* [WHAT NEEDS TO BE DONE]
Search the records for the word "date" and report each line that has it.

# Start of DATA SUPPLIED

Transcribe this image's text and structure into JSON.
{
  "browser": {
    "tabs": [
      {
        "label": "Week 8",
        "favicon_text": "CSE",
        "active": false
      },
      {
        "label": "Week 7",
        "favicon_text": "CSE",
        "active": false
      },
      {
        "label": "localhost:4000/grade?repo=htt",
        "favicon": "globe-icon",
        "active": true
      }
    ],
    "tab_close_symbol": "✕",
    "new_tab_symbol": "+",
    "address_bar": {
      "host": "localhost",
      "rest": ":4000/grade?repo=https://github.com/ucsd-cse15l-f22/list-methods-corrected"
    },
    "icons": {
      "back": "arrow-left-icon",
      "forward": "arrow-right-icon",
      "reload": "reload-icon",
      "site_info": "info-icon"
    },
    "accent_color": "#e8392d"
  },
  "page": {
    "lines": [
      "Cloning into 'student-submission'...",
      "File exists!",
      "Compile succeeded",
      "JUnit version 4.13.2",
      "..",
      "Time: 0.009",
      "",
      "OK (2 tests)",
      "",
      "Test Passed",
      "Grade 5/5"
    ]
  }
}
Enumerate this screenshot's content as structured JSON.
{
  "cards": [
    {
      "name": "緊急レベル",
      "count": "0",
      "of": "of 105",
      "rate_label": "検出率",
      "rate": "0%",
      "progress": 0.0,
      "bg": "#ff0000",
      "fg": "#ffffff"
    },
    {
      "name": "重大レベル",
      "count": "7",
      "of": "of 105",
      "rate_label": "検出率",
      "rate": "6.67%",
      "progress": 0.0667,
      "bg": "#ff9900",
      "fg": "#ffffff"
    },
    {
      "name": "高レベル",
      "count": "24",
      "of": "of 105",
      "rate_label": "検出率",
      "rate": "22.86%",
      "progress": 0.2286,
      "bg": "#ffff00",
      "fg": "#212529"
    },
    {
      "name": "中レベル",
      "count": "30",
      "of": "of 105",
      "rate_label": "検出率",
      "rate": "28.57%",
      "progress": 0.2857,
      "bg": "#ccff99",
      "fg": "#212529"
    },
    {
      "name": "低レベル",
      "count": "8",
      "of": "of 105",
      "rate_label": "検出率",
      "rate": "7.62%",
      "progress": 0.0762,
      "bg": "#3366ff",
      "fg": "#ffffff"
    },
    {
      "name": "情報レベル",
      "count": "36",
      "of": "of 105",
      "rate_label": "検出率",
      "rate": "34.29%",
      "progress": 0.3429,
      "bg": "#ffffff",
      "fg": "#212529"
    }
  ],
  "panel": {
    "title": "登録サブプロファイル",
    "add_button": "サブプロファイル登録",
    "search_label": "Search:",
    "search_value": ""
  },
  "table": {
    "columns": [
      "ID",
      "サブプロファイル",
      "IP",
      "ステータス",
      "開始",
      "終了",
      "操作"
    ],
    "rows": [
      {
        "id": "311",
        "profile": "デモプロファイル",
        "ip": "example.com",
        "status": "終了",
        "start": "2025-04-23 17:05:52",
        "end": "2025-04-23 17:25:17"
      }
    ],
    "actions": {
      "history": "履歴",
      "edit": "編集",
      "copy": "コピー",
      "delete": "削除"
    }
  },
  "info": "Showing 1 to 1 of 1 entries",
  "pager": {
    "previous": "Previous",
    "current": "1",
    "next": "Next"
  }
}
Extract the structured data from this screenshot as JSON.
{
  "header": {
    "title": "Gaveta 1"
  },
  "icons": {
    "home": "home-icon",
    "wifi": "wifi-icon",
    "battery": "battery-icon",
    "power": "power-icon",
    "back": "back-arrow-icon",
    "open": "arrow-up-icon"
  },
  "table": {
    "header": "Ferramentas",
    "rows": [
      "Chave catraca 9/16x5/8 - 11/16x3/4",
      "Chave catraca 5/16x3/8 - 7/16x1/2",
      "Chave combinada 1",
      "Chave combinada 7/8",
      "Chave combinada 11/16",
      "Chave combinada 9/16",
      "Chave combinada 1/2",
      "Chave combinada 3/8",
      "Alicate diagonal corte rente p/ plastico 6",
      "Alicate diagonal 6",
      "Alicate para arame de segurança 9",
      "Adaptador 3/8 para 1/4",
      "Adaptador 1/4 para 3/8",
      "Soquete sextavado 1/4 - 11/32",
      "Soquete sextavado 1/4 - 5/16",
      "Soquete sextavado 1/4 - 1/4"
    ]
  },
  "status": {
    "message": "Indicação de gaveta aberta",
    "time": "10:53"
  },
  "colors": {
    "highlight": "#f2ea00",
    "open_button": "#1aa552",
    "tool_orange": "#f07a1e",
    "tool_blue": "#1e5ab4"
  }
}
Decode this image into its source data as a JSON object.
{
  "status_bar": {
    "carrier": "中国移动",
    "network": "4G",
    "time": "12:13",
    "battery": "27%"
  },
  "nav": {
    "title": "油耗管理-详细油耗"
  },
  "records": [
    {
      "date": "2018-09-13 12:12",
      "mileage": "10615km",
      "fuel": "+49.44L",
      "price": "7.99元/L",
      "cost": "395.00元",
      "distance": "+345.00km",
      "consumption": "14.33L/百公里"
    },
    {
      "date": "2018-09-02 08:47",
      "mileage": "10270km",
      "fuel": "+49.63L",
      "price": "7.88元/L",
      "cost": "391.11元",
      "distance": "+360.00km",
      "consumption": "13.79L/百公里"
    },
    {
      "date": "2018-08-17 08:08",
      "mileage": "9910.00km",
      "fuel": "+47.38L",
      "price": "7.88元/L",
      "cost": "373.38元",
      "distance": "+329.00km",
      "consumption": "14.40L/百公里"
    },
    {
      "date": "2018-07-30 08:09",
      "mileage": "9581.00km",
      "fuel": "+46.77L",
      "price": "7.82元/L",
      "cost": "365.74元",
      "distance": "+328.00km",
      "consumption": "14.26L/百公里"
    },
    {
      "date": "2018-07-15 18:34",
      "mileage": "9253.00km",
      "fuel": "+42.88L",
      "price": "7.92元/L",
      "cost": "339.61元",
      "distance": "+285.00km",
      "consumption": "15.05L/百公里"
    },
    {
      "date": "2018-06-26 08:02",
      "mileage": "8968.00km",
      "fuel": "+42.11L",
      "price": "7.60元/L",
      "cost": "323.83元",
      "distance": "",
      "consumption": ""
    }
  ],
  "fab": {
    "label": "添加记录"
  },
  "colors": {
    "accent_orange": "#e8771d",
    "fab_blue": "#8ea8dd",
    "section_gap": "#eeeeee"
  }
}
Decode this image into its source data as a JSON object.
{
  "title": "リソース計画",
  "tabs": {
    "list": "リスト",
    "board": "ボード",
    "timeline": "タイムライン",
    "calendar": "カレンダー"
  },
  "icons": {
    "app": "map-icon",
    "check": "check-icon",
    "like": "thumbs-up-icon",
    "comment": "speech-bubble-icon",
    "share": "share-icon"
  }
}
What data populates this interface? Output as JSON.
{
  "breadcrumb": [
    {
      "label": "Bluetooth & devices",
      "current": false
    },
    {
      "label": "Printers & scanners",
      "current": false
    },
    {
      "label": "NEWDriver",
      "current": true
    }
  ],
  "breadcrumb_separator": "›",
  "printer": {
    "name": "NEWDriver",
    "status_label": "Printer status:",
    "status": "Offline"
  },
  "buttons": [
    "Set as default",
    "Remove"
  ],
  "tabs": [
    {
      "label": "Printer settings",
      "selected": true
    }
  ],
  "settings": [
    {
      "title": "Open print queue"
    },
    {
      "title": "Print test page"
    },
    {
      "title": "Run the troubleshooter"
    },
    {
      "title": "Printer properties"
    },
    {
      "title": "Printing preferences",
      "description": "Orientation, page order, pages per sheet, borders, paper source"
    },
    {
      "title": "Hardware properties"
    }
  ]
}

# End of DATA SUPPLIED

* [FINAL ANSWER]
      "date": "2018-09-13 12:12",
      "date": "2018-09-02 08:47",
      "date": "2018-08-17 08:08",
      "date": "2018-07-30 08:09",
      "date": "2018-07-15 18:34",
      "date": "2018-06-26 08:02",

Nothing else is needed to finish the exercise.